━━━ Supplied records ━━━
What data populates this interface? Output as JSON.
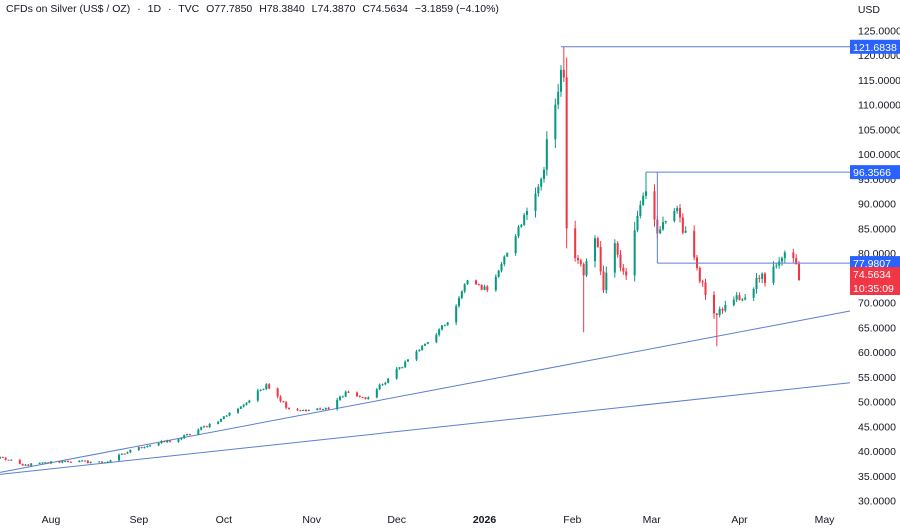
{
  "header": {
    "symbol": "CFDs on Silver (US$ / OZ)",
    "sep1": "·",
    "interval": "1D",
    "sep2": "·",
    "source": "TVC",
    "open": "O77.7850",
    "high": "H78.3840",
    "low": "L74.3870",
    "close": "C74.5634",
    "change": "−3.1859 (−4.10%)"
  },
  "currency": "USD",
  "colors": {
    "up": "#089981",
    "down": "#f23645",
    "line": "#2962ff",
    "trend": "#5b7fd1",
    "level_tag": "#2962ff",
    "last_tag": "#f23645"
  },
  "chart_data": {
    "type": "candlestick",
    "title": "CFDs on Silver (US$ / OZ)",
    "interval": "1D",
    "y_axis": {
      "label": "USD",
      "range": [
        28.5,
        127.5
      ],
      "ticks": [
        "125.0000",
        "120.0000",
        "115.0000",
        "110.0000",
        "105.0000",
        "100.0000",
        "95.0000",
        "90.0000",
        "85.0000",
        "80.0000",
        "75.0000",
        "70.0000",
        "65.0000",
        "60.0000",
        "55.0000",
        "50.0000",
        "45.0000",
        "40.0000",
        "35.0000",
        "30.0000"
      ]
    },
    "x_axis": {
      "range": [
        "2025-07-14",
        "2026-05-10"
      ],
      "ticks": [
        {
          "label": "Aug",
          "date": "2025-08-01"
        },
        {
          "label": "Sep",
          "date": "2025-09-01"
        },
        {
          "label": "Oct",
          "date": "2025-10-01"
        },
        {
          "label": "Nov",
          "date": "2025-11-01"
        },
        {
          "label": "Dec",
          "date": "2025-12-01"
        },
        {
          "label": "2026",
          "date": "2026-01-01",
          "bold": true
        },
        {
          "label": "Feb",
          "date": "2026-02-01"
        },
        {
          "label": "Mar",
          "date": "2026-03-01"
        },
        {
          "label": "Apr",
          "date": "2026-04-01"
        },
        {
          "label": "May",
          "date": "2026-05-01"
        }
      ]
    },
    "price_tags": [
      {
        "value": "121.6838",
        "price": 121.6838,
        "kind": "level"
      },
      {
        "value": "96.3566",
        "price": 96.3566,
        "kind": "level"
      },
      {
        "value": "77.9807",
        "price": 77.9807,
        "kind": "level"
      },
      {
        "value": "74.5634",
        "price": 74.5634,
        "kind": "last"
      },
      {
        "value": "10:35:09",
        "price": 74.5634,
        "kind": "countdown"
      }
    ],
    "horizontal_lines": [
      {
        "from": "2026-01-28",
        "price": 121.6838
      },
      {
        "from": "2026-02-27",
        "price": 96.3566
      },
      {
        "from": "2026-03-03",
        "price": 78.0,
        "to_price": 96.3566
      },
      {
        "from": "2026-03-03",
        "price": 77.9807
      }
    ],
    "trendlines": [
      {
        "from": [
          "2025-07-14",
          35.7
        ],
        "to": [
          "2026-05-10",
          68.3
        ]
      },
      {
        "from": [
          "2025-07-14",
          35.3
        ],
        "to": [
          "2026-05-10",
          53.8
        ]
      }
    ],
    "anchors": [
      [
        "2025-07-14",
        38.8
      ],
      [
        "2025-07-22",
        37.1
      ],
      [
        "2025-08-06",
        38.0
      ],
      [
        "2025-08-20",
        37.7
      ],
      [
        "2025-09-01",
        40.8
      ],
      [
        "2025-09-15",
        42.4
      ],
      [
        "2025-09-30",
        46.5
      ],
      [
        "2025-10-10",
        50.2
      ],
      [
        "2025-10-16",
        53.5
      ],
      [
        "2025-10-20",
        51.0
      ],
      [
        "2025-10-24",
        48.5
      ],
      [
        "2025-10-31",
        48.3
      ],
      [
        "2025-11-07",
        48.5
      ],
      [
        "2025-11-13",
        52.0
      ],
      [
        "2025-11-20",
        50.5
      ],
      [
        "2025-11-26",
        53.5
      ],
      [
        "2025-12-05",
        58.5
      ],
      [
        "2025-12-12",
        62.0
      ],
      [
        "2025-12-19",
        66.0
      ],
      [
        "2025-12-26",
        74.5
      ],
      [
        "2026-01-02",
        72.5
      ],
      [
        "2026-01-09",
        80.0
      ],
      [
        "2026-01-16",
        88.5
      ],
      [
        "2026-01-21",
        95.0
      ],
      [
        "2026-01-23",
        103.0
      ],
      [
        "2026-01-26",
        110.0
      ],
      [
        "2026-01-28",
        117.0
      ],
      [
        "2026-01-29",
        115.5
      ],
      [
        "2026-01-30",
        85.0
      ],
      [
        "2026-02-02",
        79.0
      ],
      [
        "2026-02-05",
        75.5
      ],
      [
        "2026-02-09",
        83.0
      ],
      [
        "2026-02-12",
        72.5
      ],
      [
        "2026-02-16",
        82.0
      ],
      [
        "2026-02-20",
        75.5
      ],
      [
        "2026-02-24",
        87.5
      ],
      [
        "2026-02-27",
        92.5
      ],
      [
        "2026-03-03",
        84.0
      ],
      [
        "2026-03-06",
        86.5
      ],
      [
        "2026-03-09",
        88.5
      ],
      [
        "2026-03-13",
        84.5
      ],
      [
        "2026-03-17",
        77.0
      ],
      [
        "2026-03-21",
        70.0
      ],
      [
        "2026-03-24",
        67.5
      ],
      [
        "2026-03-27",
        69.5
      ],
      [
        "2026-03-31",
        71.5
      ],
      [
        "2026-04-03",
        71.0
      ],
      [
        "2026-04-07",
        75.0
      ],
      [
        "2026-04-10",
        74.0
      ],
      [
        "2026-04-14",
        77.5
      ],
      [
        "2026-04-16",
        79.0
      ],
      [
        "2026-04-20",
        79.0
      ],
      [
        "2026-04-21",
        77.8
      ],
      [
        "2026-04-22",
        74.5634
      ]
    ]
  }
}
━━━
| Stated problem |
Make an exact reproduction of the listing above, without any pictures.

| Solution to this exercise |
What data populates this interface? Output as JSON.
{
  "header": {
    "symbol": "CFDs on Silver (US$ / OZ)",
    "sep1": "·",
    "interval": "1D",
    "sep2": "·",
    "source": "TVC",
    "open": "O77.7850",
    "high": "H78.3840",
    "low": "L74.3870",
    "close": "C74.5634",
    "change": "−3.1859 (−4.10%)"
  },
  "currency": "USD",
  "colors": {
    "up": "#089981",
    "down": "#f23645",
    "line": "#2962ff",
    "trend": "#5b7fd1",
    "level_tag": "#2962ff",
    "last_tag": "#f23645"
  },
  "chart_data": {
    "type": "candlestick",
    "title": "CFDs on Silver (US$ / OZ)",
    "interval": "1D",
    "y_axis": {
      "label": "USD",
      "range": [
        28.5,
        127.5
      ],
      "ticks": [
        "125.0000",
        "120.0000",
        "115.0000",
        "110.0000",
        "105.0000",
        "100.0000",
        "95.0000",
        "90.0000",
        "85.0000",
        "80.0000",
        "75.0000",
        "70.0000",
        "65.0000",
        "60.0000",
        "55.0000",
        "50.0000",
        "45.0000",
        "40.0000",
        "35.0000",
        "30.0000"
      ]
    },
    "x_axis": {
      "range": [
        "2025-07-14",
        "2026-05-10"
      ],
      "ticks": [
        {
          "label": "Aug",
          "date": "2025-08-01"
        },
        {
          "label": "Sep",
          "date": "2025-09-01"
        },
        {
          "label": "Oct",
          "date": "2025-10-01"
        },
        {
          "label": "Nov",
          "date": "2025-11-01"
        },
        {
          "label": "Dec",
          "date": "2025-12-01"
        },
        {
          "label": "2026",
          "date": "2026-01-01",
          "bold": true
        },
        {
          "label": "Feb",
          "date": "2026-02-01"
        },
        {
          "label": "Mar",
          "date": "2026-03-01"
        },
        {
          "label": "Apr",
          "date": "2026-04-01"
        },
        {
          "label": "May",
          "date": "2026-05-01"
        }
      ]
    },
    "price_tags": [
      {
        "value": "121.6838",
        "price": 121.6838,
        "kind": "level"
      },
      {
        "value": "96.3566",
        "price": 96.3566,
        "kind": "level"
      },
      {
        "value": "77.9807",
        "price": 77.9807,
        "kind": "level"
      },
      {
        "value": "74.5634",
        "price": 74.5634,
        "kind": "last"
      },
      {
        "value": "10:35:09",
        "price": 74.5634,
        "kind": "countdown"
      }
    ],
    "horizontal_lines": [
      {
        "from": "2026-01-28",
        "price": 121.6838
      },
      {
        "from": "2026-02-27",
        "price": 96.3566
      },
      {
        "from": "2026-03-03",
        "price": 78.0,
        "to_price": 96.3566
      },
      {
        "from": "2026-03-03",
        "price": 77.9807
      }
    ],
    "trendlines": [
      {
        "from": [
          "2025-07-14",
          35.7
        ],
        "to": [
          "2026-05-10",
          68.3
        ]
      },
      {
        "from": [
          "2025-07-14",
          35.3
        ],
        "to": [
          "2026-05-10",
          53.8
        ]
      }
    ],
    "anchors": [
      [
        "2025-07-14",
        38.8
      ],
      [
        "2025-07-22",
        37.1
      ],
      [
        "2025-08-06",
        38.0
      ],
      [
        "2025-08-20",
        37.7
      ],
      [
        "2025-09-01",
        40.8
      ],
      [
        "2025-09-15",
        42.4
      ],
      [
        "2025-09-30",
        46.5
      ],
      [
        "2025-10-10",
        50.2
      ],
      [
        "2025-10-16",
        53.5
      ],
      [
        "2025-10-20",
        51.0
      ],
      [
        "2025-10-24",
        48.5
      ],
      [
        "2025-10-31",
        48.3
      ],
      [
        "2025-11-07",
        48.5
      ],
      [
        "2025-11-13",
        52.0
      ],
      [
        "2025-11-20",
        50.5
      ],
      [
        "2025-11-26",
        53.5
      ],
      [
        "2025-12-05",
        58.5
      ],
      [
        "2025-12-12",
        62.0
      ],
      [
        "2025-12-19",
        66.0
      ],
      [
        "2025-12-26",
        74.5
      ],
      [
        "2026-01-02",
        72.5
      ],
      [
        "2026-01-09",
        80.0
      ],
      [
        "2026-01-16",
        88.5
      ],
      [
        "2026-01-21",
        95.0
      ],
      [
        "2026-01-23",
        103.0
      ],
      [
        "2026-01-26",
        110.0
      ],
      [
        "2026-01-28",
        117.0
      ],
      [
        "2026-01-29",
        115.5
      ],
      [
        "2026-01-30",
        85.0
      ],
      [
        "2026-02-02",
        79.0
      ],
      [
        "2026-02-05",
        75.5
      ],
      [
        "2026-02-09",
        83.0
      ],
      [
        "2026-02-12",
        72.5
      ],
      [
        "2026-02-16",
        82.0
      ],
      [
        "2026-02-20",
        75.5
      ],
      [
        "2026-02-24",
        87.5
      ],
      [
        "2026-02-27",
        92.5
      ],
      [
        "2026-03-03",
        84.0
      ],
      [
        "2026-03-06",
        86.5
      ],
      [
        "2026-03-09",
        88.5
      ],
      [
        "2026-03-13",
        84.5
      ],
      [
        "2026-03-17",
        77.0
      ],
      [
        "2026-03-21",
        70.0
      ],
      [
        "2026-03-24",
        67.5
      ],
      [
        "2026-03-27",
        69.5
      ],
      [
        "2026-03-31",
        71.5
      ],
      [
        "2026-04-03",
        71.0
      ],
      [
        "2026-04-07",
        75.0
      ],
      [
        "2026-04-10",
        74.0
      ],
      [
        "2026-04-14",
        77.5
      ],
      [
        "2026-04-16",
        79.0
      ],
      [
        "2026-04-20",
        79.0
      ],
      [
        "2026-04-21",
        77.8
      ],
      [
        "2026-04-22",
        74.5634
      ]
    ]
  }
}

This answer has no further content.